Goal of the exercise:
Say how many lines hold the string "пункты"; please write nothing but the number.

Data records:
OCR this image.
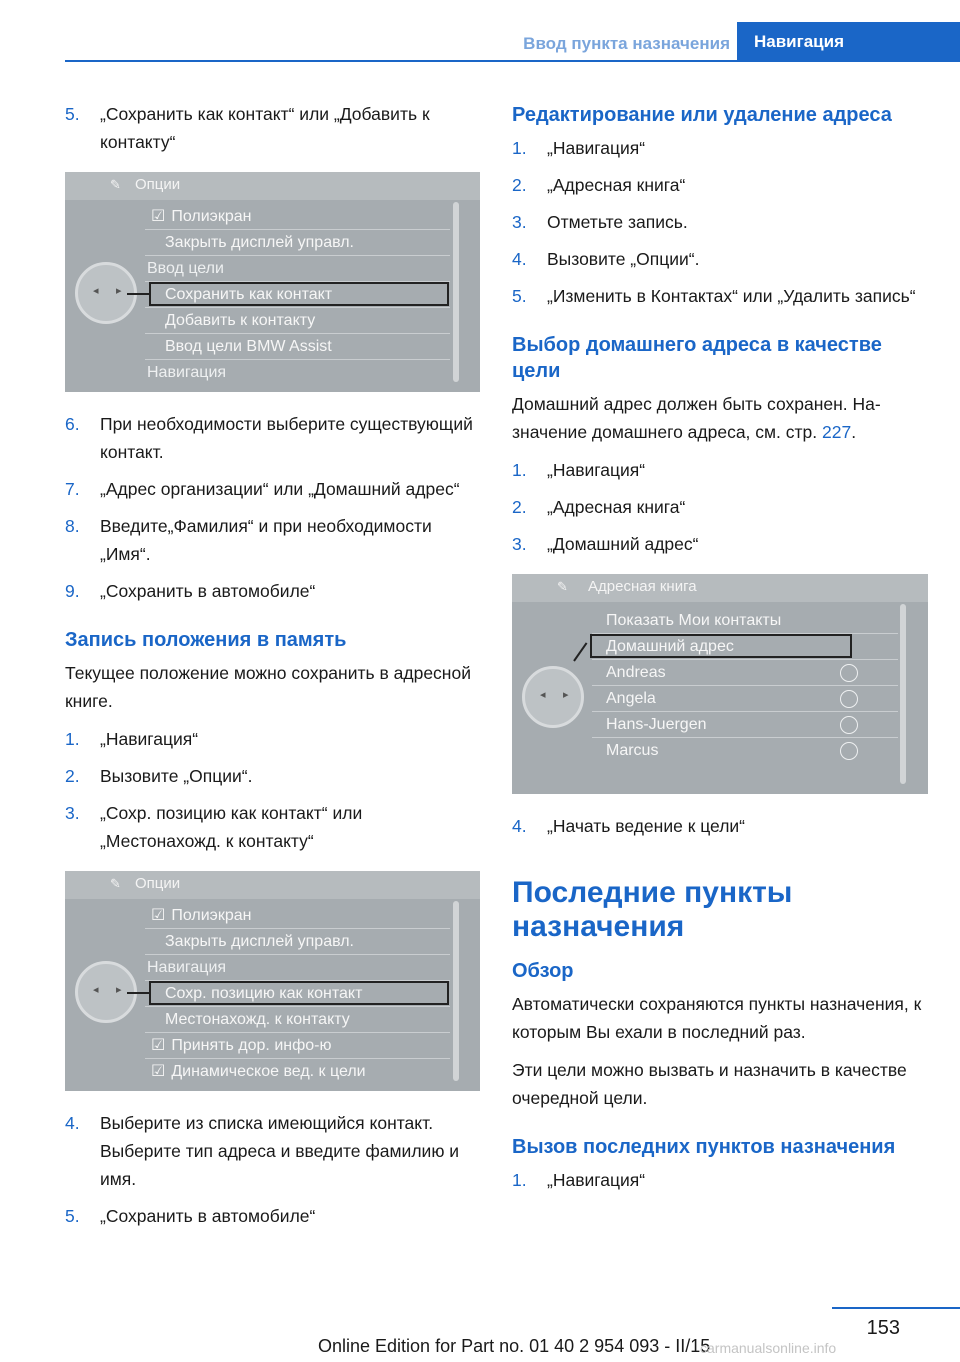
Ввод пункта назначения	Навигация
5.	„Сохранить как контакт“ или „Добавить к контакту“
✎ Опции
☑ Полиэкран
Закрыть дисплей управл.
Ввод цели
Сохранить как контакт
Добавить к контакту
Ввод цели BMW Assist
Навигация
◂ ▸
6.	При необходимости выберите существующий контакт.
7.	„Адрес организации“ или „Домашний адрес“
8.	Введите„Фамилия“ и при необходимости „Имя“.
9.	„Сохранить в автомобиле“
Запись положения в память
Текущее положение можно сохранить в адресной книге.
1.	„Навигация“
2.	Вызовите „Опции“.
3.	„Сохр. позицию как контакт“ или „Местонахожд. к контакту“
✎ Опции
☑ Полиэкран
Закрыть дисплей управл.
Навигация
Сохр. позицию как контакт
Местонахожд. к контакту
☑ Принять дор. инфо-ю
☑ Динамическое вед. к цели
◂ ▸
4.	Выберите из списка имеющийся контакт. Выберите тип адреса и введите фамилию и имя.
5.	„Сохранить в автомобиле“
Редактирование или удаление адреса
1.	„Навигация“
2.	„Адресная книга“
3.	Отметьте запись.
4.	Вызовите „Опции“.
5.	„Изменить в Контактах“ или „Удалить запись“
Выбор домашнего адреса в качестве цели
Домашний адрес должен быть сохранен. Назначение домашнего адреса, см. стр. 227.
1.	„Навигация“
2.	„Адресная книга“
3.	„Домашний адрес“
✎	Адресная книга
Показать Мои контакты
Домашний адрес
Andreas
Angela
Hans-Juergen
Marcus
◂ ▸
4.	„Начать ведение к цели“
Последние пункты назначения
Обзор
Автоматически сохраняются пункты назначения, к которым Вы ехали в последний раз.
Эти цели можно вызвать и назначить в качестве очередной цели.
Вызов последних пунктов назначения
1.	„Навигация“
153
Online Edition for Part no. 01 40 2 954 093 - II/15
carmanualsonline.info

Worked answer:
2